## Work to be completed
Word for word, give the material below again, minus any images.

## Provided data
══════

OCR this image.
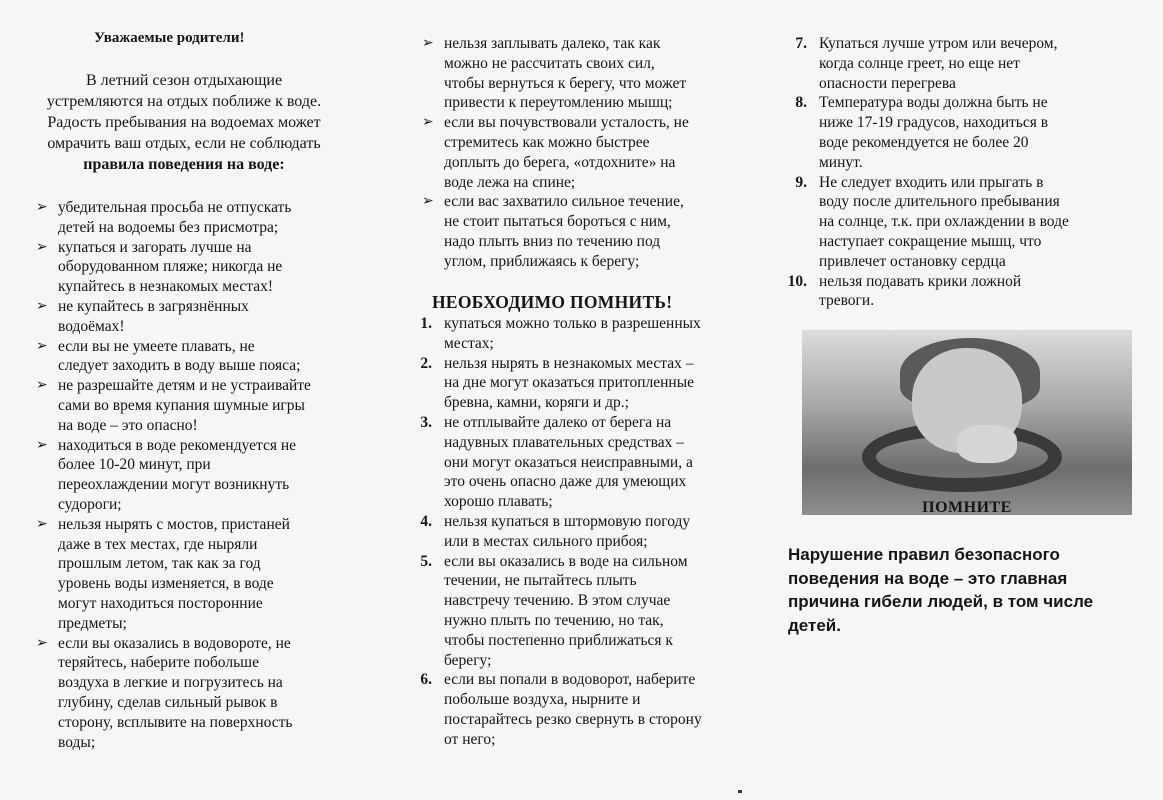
Уважаемые родители!
В летний сезон отдыхающие
устремляются на отдых поближе к воде.
Радость пребывания на водоемах может
омрачить ваш отдых, если не соблюдать
правила поведения на воде:
➢ убедительная просьба не отпускать
детей на водоемы без присмотра;
➢ купаться и загорать лучше на
оборудованном пляже; никогда не
купайтесь в незнакомых местах!
➢ не купайтесь в загрязнённых
водоёмах!
➢ если вы не умеете плавать, не
следует заходить в воду выше пояса;
➢ не разрешайте детям и не устраивайте
сами во время купания шумные игры
на воде – это опасно!
➢ находиться в воде рекомендуется не
более 10-20 минут, при
переохлаждении могут возникнуть
судороги;
➢ нельзя нырять с мостов, пристаней
даже в тех местах, где ныряли
прошлым летом, так как за год
уровень воды изменяется, в воде
могут находиться посторонние
предметы;
➢ если вы оказались в водовороте, не
теряйтесь, наберите побольше
воздуха в легкие и погрузитесь на
глубину, сделав сильный рывок в
сторону, всплывите на поверхность
воды;
➢ нельзя заплывать далеко, так как
можно не рассчитать своих сил,
чтобы вернуться к берегу, что может
привести к переутомлению мышц;
➢ если вы почувствовали усталость, не
стремитесь как можно быстрее
доплыть до берега, «отдохните» на
воде лежа на спине;
➢ если вас захватило сильное течение,
не стоит пытаться бороться с ним,
надо плыть вниз по течению под
углом, приближаясь к берегу;
НЕОБХОДИМО ПОМНИТЬ!
1. купаться можно только в разрешенных
местах;
2. нельзя нырять в незнакомых местах –
на дне могут оказаться притопленные
бревна, камни, коряги и др.;
3. не отплывайте далеко от берега на
надувных плавательных средствах –
они могут оказаться неисправными, а
это очень опасно даже для умеющих
хорошо плавать;
4. нельзя купаться в штормовую погоду
или в местах сильного прибоя;
5. если вы оказались в воде на сильном
течении, не пытайтесь плыть
навстречу течению. В этом случае
нужно плыть по течению, но так,
чтобы постепенно приближаться к
берегу;
6. если вы попали в водоворот, наберите
побольше воздуха, нырните и
постарайтесь резко свернуть в сторону
от него;
7. Купаться лучше утром или вечером,
когда солнце греет, но еще нет
опасности перегрева
8. Температура воды должна быть не
ниже 17-19 градусов, находиться в
воде рекомендуется не более 20
минут.
9. Не следует входить или прыгать в
воду после длительного пребывания
на солнце, т.к. при охлаждении в воде
наступает сокращение мышц, что
привлечет остановку сердца
10. нельзя подавать крики ложной
тревоги.
ПОМНИТЕ
Нарушение правил безопасного
поведения на воде – это главная
причина гибели людей, в том числе
детей.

══════

## Solution to this exercise
OCR this image.
Уважаемые родители!
В летний сезон отдыхающие
устремляются на отдых поближе к воде.
Радость пребывания на водоемах может
омрачить ваш отдых, если не соблюдать
правила поведения на воде:
➢ убедительная просьба не отпускать
детей на водоемы без присмотра;
➢ купаться и загорать лучше на
оборудованном пляже; никогда не
купайтесь в незнакомых местах!
➢ не купайтесь в загрязнённых
водоёмах!
➢ если вы не умеете плавать, не
следует заходить в воду выше пояса;
➢ не разрешайте детям и не устраивайте
сами во время купания шумные игры
на воде – это опасно!
➢ находиться в воде рекомендуется не
более 10-20 минут, при
переохлаждении могут возникнуть
судороги;
➢ нельзя нырять с мостов, пристаней
даже в тех местах, где ныряли
прошлым летом, так как за год
уровень воды изменяется, в воде
могут находиться посторонние
предметы;
➢ если вы оказались в водовороте, не
теряйтесь, наберите побольше
воздуха в легкие и погрузитесь на
глубину, сделав сильный рывок в
сторону, всплывите на поверхность
воды;
➢ нельзя заплывать далеко, так как
можно не рассчитать своих сил,
чтобы вернуться к берегу, что может
привести к переутомлению мышц;
➢ если вы почувствовали усталость, не
стремитесь как можно быстрее
доплыть до берега, «отдохните» на
воде лежа на спине;
➢ если вас захватило сильное течение,
не стоит пытаться бороться с ним,
надо плыть вниз по течению под
углом, приближаясь к берегу;
НЕОБХОДИМО ПОМНИТЬ!
1. купаться можно только в разрешенных
местах;
2. нельзя нырять в незнакомых местах –
на дне могут оказаться притопленные
бревна, камни, коряги и др.;
3. не отплывайте далеко от берега на
надувных плавательных средствах –
они могут оказаться неисправными, а
это очень опасно даже для умеющих
хорошо плавать;
4. нельзя купаться в штормовую погоду
или в местах сильного прибоя;
5. если вы оказались в воде на сильном
течении, не пытайтесь плыть
навстречу течению. В этом случае
нужно плыть по течению, но так,
чтобы постепенно приближаться к
берегу;
6. если вы попали в водоворот, наберите
побольше воздуха, нырните и
постарайтесь резко свернуть в сторону
от него;
7. Купаться лучше утром или вечером,
когда солнце греет, но еще нет
опасности перегрева
8. Температура воды должна быть не
ниже 17-19 градусов, находиться в
воде рекомендуется не более 20
минут.
9. Не следует входить или прыгать в
воду после длительного пребывания
на солнце, т.к. при охлаждении в воде
наступает сокращение мышц, что
привлечет остановку сердца
10. нельзя подавать крики ложной
тревоги.
ПОМНИТЕ
Нарушение правил безопасного
поведения на воде – это главная
причина гибели людей, в том числе
детей.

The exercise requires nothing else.